## WHAT IS EXPECTED
Below are some entries. Work out how many of their lines hold the word "subtitle", and write that number alone.

Stored dataset items:
○ ○ ○ ○
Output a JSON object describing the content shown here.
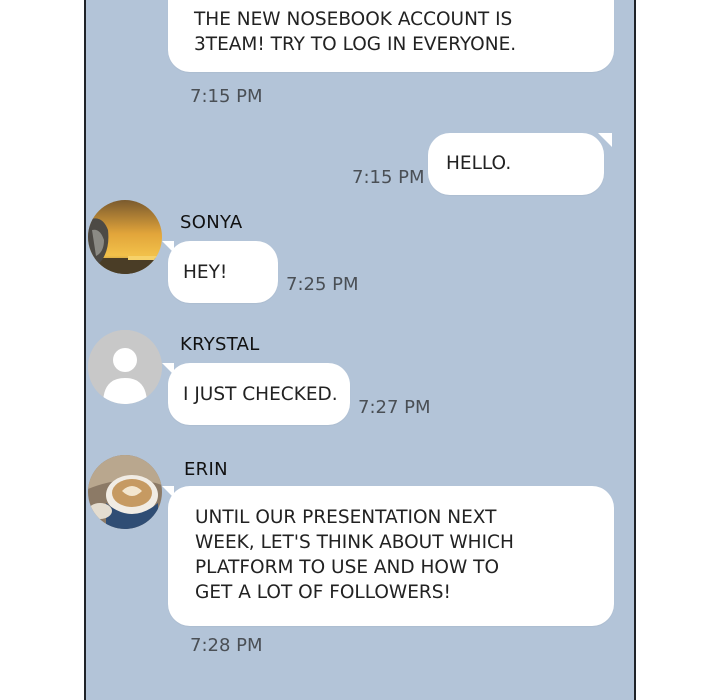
{
  "messages": {
    "m1": {
      "text": "THE NEW NOSEBOOK ACCOUNT IS\n3TEAM! TRY TO LOG IN EVERYONE.",
      "time": "7:15 PM"
    },
    "m2": {
      "text": "HELLO.",
      "time": "7:15 PM"
    },
    "m3": {
      "sender": "SONYA",
      "text": "HEY!",
      "time": "7:25 PM"
    },
    "m4": {
      "sender": "KRYSTAL",
      "text": "I JUST CHECKED.",
      "time": "7:27 PM"
    },
    "m5": {
      "sender": "ERIN",
      "text": "UNTIL OUR PRESENTATION NEXT\nWEEK, LET'S THINK ABOUT WHICH\nPLATFORM TO USE AND HOW TO\nGET A LOT OF FOLLOWERS!",
      "time": "7:28 PM"
    }
  },
  "colors": {
    "chat_background": "#b3c4d8",
    "bubble": "#ffffff",
    "timestamp": "#4a4f55"
  },
  "icons": {
    "sonya_avatar": "sunset-illustration-avatar",
    "krystal_avatar": "default-user-silhouette-icon",
    "erin_avatar": "coffee-cup-avatar"
  }
}
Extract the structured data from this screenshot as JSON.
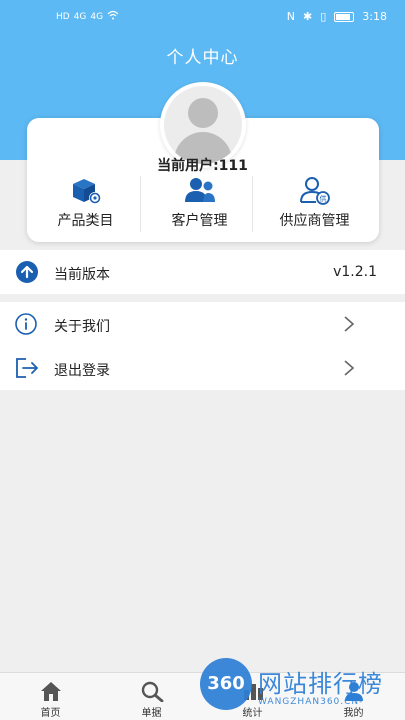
{
  "status_bar": {
    "left_icons": [
      "HD",
      "4G",
      "4G",
      "wifi-icon"
    ],
    "right_icons": [
      "nfc-icon",
      "bluetooth-icon",
      "vibrate-icon",
      "battery-icon"
    ],
    "time": "3:18"
  },
  "header": {
    "title": "个人中心",
    "background": "#5db9f3"
  },
  "profile": {
    "user_label": "当前用户:111",
    "avatar": "user-avatar-placeholder"
  },
  "quick_actions": [
    {
      "label": "产品类目",
      "icon": "product-box-icon"
    },
    {
      "label": "客户管理",
      "icon": "customers-icon"
    },
    {
      "label": "供应商管理",
      "icon": "supplier-icon"
    }
  ],
  "version": {
    "label": "当前版本",
    "value": "v1.2.1",
    "icon": "upload-arrow-icon"
  },
  "menu": [
    {
      "label": "关于我们",
      "icon": "info-icon"
    },
    {
      "label": "退出登录",
      "icon": "logout-icon"
    }
  ],
  "tabs": [
    {
      "label": "首页",
      "icon": "home-icon"
    },
    {
      "label": "单据",
      "icon": "search-icon"
    },
    {
      "label": "统计",
      "icon": "stats-icon"
    },
    {
      "label": "我的",
      "icon": "profile-icon"
    }
  ],
  "watermark": {
    "badge": "360",
    "title": "网站排行榜",
    "subtitle": "WANGZHAN360.CN-"
  },
  "colors": {
    "accent": "#5db9f3",
    "icon_blue": "#1b5fb0"
  }
}
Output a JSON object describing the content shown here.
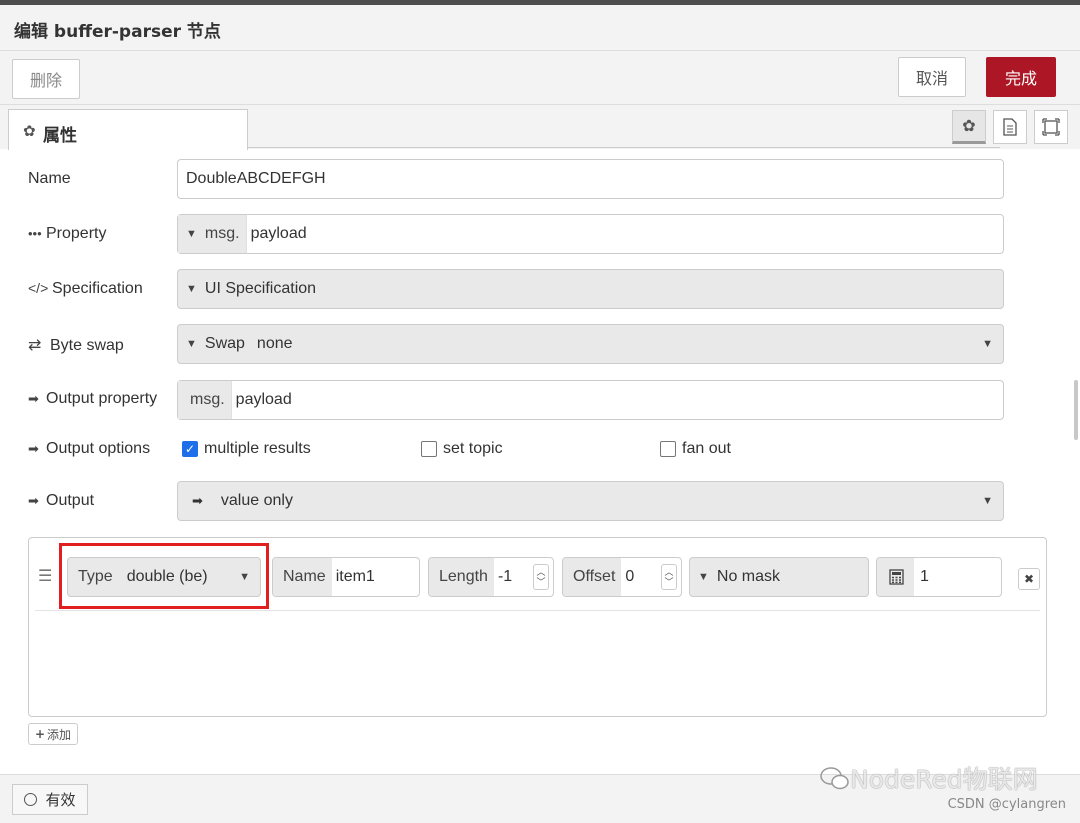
{
  "header": {
    "title": "编辑 buffer-parser 节点"
  },
  "buttons": {
    "delete": "删除",
    "cancel": "取消",
    "done": "完成"
  },
  "tab": {
    "label": "属性",
    "icon": "gear-icon"
  },
  "form": {
    "name": {
      "label": "Name",
      "value": "DoubleABCDEFGH"
    },
    "property": {
      "label": "Property",
      "type": "msg.",
      "value": "payload"
    },
    "specification": {
      "label": "Specification",
      "value": "UI Specification"
    },
    "byteswap": {
      "label": "Byte swap",
      "type": "Swap",
      "value": "none"
    },
    "output_property": {
      "label": "Output property",
      "type": "msg.",
      "value": "payload"
    },
    "output_options": {
      "label": "Output options",
      "multiple_results": {
        "label": "multiple results",
        "checked": true
      },
      "set_topic": {
        "label": "set topic",
        "checked": false
      },
      "fan_out": {
        "label": "fan out",
        "checked": false
      }
    },
    "output": {
      "label": "Output",
      "value": "value only"
    }
  },
  "item": {
    "type_label": "Type",
    "type_value": "double (be)",
    "name_label": "Name",
    "name_value": "item1",
    "length_label": "Length",
    "length_value": "-1",
    "offset_label": "Offset",
    "offset_value": "0",
    "mask_value": "No mask",
    "scale_value": "1"
  },
  "add_button": "添加",
  "footer": {
    "valid_label": "有效"
  },
  "watermark": "NodeRed物联网",
  "csdn": "CSDN @cylangren"
}
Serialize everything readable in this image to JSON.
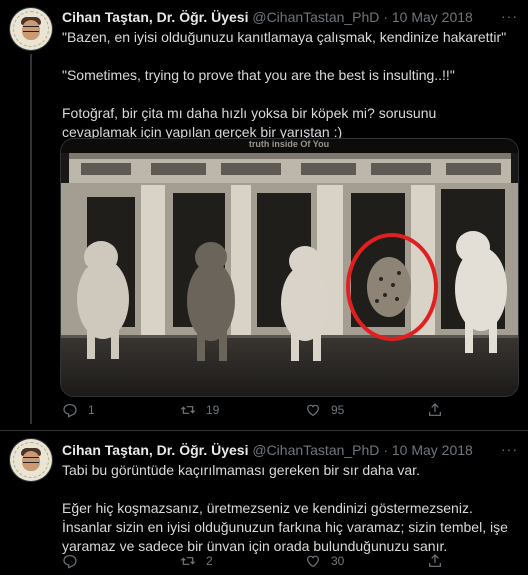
{
  "tweets": [
    {
      "author": "Cihan Taştan, Dr. Öğr. Üyesi",
      "handle": "@CihanTastan_PhD",
      "sep": "·",
      "date": "10 May 2018",
      "more": "···",
      "paragraphs": [
        "\"Bazen, en iyisi olduğunuzu kanıtlamaya çalışmak, kendinize hakarettir\"",
        "\"Sometimes, trying to prove that you are the best is insulting..!!\"",
        "Fotoğraf, bir çita mı daha hızlı yoksa bir köpek mi? sorusunu cevaplamak için yapılan gerçek bir yarıştan :)"
      ],
      "image_watermark": "truth inside Of You",
      "actions": {
        "reply_icon": "reply-icon",
        "reply_count": "1",
        "retweet_icon": "retweet-icon",
        "retweet_count": "19",
        "like_icon": "heart-icon",
        "like_count": "95",
        "share_icon": "share-icon"
      }
    },
    {
      "author": "Cihan Taştan, Dr. Öğr. Üyesi",
      "handle": "@CihanTastan_PhD",
      "sep": "·",
      "date": "10 May 2018",
      "more": "···",
      "paragraphs": [
        "Tabi bu görüntüde kaçırılmaması gereken bir sır daha var.",
        "Eğer hiç koşmazsanız, üretmezseniz ve kendinizi göstermezseniz. İnsanlar sizin en iyisi olduğunuzun farkına hiç varamaz; sizin tembel, işe yaramaz ve sadece bir ünvan için orada bulunduğunuzu sanır."
      ],
      "actions": {
        "reply_icon": "reply-icon",
        "reply_count": "",
        "retweet_icon": "retweet-icon",
        "retweet_count": "2",
        "like_icon": "heart-icon",
        "like_count": "30",
        "share_icon": "share-icon"
      }
    }
  ],
  "colors": {
    "background": "#000000",
    "text": "#d9d9d9",
    "muted": "#6e767d",
    "divider": "#2f3336",
    "highlight_circle": "#e02020"
  }
}
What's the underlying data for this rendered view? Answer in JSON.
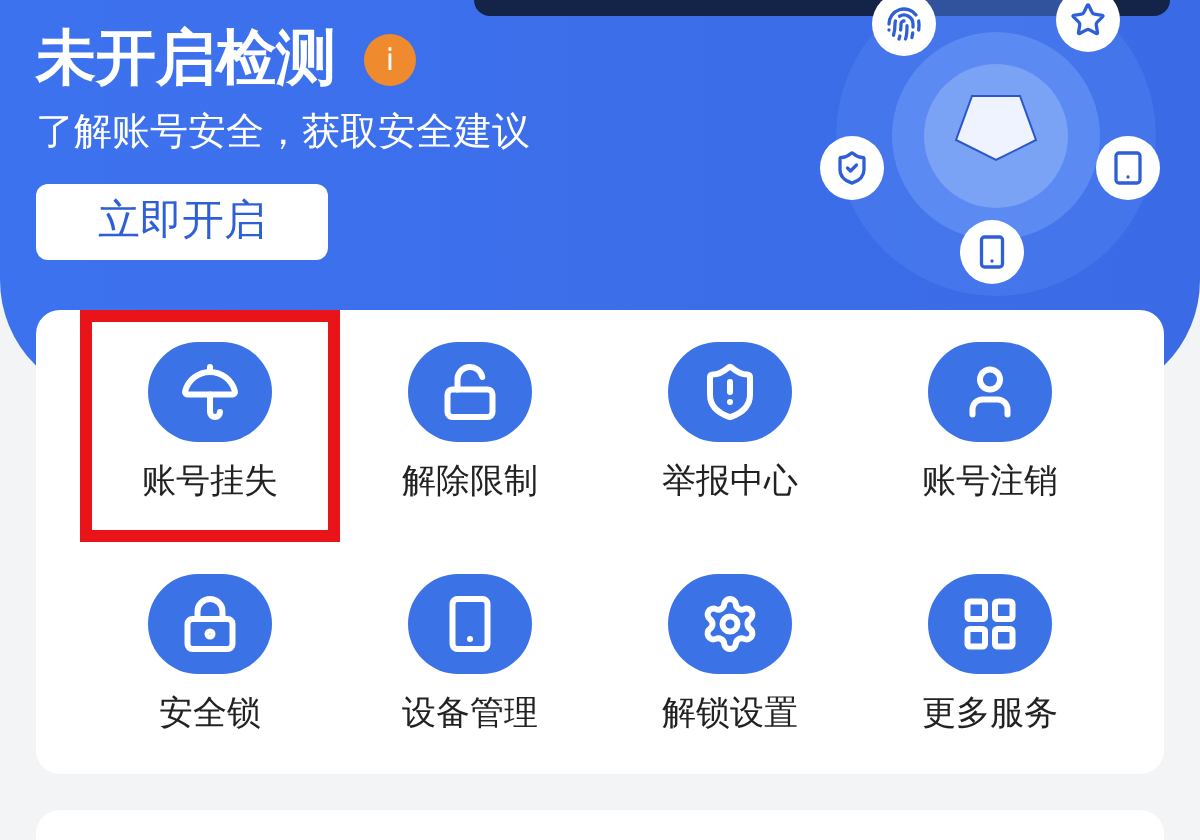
{
  "header": {
    "title": "未开启检测",
    "info_badge": "i",
    "subtitle": "了解账号安全，获取安全建议",
    "button": "立即开启"
  },
  "services": [
    {
      "label": "账号挂失",
      "highlighted": true
    },
    {
      "label": "解除限制",
      "highlighted": false
    },
    {
      "label": "举报中心",
      "highlighted": false
    },
    {
      "label": "账号注销",
      "highlighted": false
    },
    {
      "label": "安全锁",
      "highlighted": false
    },
    {
      "label": "设备管理",
      "highlighted": false
    },
    {
      "label": "解锁设置",
      "highlighted": false
    },
    {
      "label": "更多服务",
      "highlighted": false
    }
  ]
}
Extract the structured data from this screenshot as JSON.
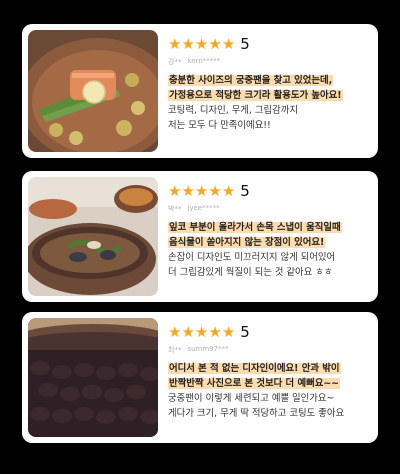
{
  "colors": {
    "star": "#f7a823",
    "highlight": "#fcdcae"
  },
  "reviews": [
    {
      "stars": 5,
      "star_glyph": "★",
      "score": "5",
      "user": "강**",
      "user_id": "kern*****",
      "highlight_lines": [
        "충분한 사이즈의 궁중팬을 찾고 있었는데,",
        "가정용으로 적당한 크기라 활용도가 높아요!"
      ],
      "text_lines": [
        "코팅력, 디자인, 무게, 그립감까지",
        "저는 모두 다 만족이에요!!"
      ],
      "photo": "salmon-steak-in-pan"
    },
    {
      "stars": 5,
      "star_glyph": "★",
      "score": "5",
      "user": "박**",
      "user_id": "jyee*****",
      "highlight_lines": [
        "잎코 부분이 올라가서 손목 스냅이 움직일때",
        "음식물이 쏟아지지 않는 장점이 있어요!"
      ],
      "text_lines": [
        "손잡이 디자인도 미끄러지지 않게 되어있어",
        "더 그립감있게 웍질이 되는 것 같아요 ㅎㅎ"
      ],
      "photo": "seafood-stew-in-pan"
    },
    {
      "stars": 5,
      "star_glyph": "★",
      "score": "5",
      "user": "최**",
      "user_id": "summ97***",
      "highlight_lines": [
        "어디서 본 적 없는 디자인이에요! 안과 밖이",
        "반짝반짝 사진으로  본 것보다 더 예뻐요~~"
      ],
      "text_lines": [
        "궁중팬이 이렇게 세련되고 예쁠 일인가요~",
        "게다가 크기, 무게 딱 적당하고 코팅도 좋아요"
      ],
      "photo": "empty-pan-closeup"
    }
  ]
}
○ ○ ○ ○
## ANSWER IN FULL
2